### Records
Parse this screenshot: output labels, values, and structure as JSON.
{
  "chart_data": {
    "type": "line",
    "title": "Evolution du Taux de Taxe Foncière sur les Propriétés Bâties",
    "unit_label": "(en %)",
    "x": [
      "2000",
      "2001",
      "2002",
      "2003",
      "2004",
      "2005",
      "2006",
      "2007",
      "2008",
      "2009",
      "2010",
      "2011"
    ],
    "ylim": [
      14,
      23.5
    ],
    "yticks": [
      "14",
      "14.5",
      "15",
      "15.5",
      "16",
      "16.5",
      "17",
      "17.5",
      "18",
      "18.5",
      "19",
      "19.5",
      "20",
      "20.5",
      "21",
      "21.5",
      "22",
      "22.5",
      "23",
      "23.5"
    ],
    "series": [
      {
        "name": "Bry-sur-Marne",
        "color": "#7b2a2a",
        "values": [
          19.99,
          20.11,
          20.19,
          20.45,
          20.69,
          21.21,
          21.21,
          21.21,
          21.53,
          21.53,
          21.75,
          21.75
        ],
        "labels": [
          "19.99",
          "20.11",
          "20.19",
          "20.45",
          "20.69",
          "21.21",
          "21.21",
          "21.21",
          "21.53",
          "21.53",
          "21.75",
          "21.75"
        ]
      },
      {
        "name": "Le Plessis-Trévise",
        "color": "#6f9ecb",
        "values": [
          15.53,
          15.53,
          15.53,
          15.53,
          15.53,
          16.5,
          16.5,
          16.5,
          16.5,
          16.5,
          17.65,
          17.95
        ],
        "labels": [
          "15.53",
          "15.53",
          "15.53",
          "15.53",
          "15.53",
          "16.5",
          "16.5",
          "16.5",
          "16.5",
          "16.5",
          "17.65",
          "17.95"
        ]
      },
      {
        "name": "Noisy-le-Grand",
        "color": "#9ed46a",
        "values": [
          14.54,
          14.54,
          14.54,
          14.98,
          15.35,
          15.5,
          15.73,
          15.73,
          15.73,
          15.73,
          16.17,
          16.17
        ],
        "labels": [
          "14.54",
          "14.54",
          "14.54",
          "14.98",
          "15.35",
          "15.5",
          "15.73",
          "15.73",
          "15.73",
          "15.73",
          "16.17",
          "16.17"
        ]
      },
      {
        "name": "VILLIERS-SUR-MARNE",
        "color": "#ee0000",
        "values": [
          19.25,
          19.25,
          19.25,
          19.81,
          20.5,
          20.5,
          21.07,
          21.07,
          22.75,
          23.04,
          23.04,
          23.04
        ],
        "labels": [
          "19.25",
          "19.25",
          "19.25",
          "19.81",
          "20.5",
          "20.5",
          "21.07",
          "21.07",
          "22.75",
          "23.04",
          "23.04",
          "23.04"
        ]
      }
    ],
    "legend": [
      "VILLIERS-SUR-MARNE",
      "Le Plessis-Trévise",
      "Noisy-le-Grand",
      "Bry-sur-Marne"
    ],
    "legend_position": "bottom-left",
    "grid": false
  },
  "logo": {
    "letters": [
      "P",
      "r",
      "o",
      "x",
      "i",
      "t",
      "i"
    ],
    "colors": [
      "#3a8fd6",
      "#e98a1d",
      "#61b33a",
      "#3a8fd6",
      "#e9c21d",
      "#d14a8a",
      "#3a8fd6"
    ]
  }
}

### Prompt
Reply with nothing except the number of lines in the listing above that include the string "VILLIERS".

### Solution for this exercise
2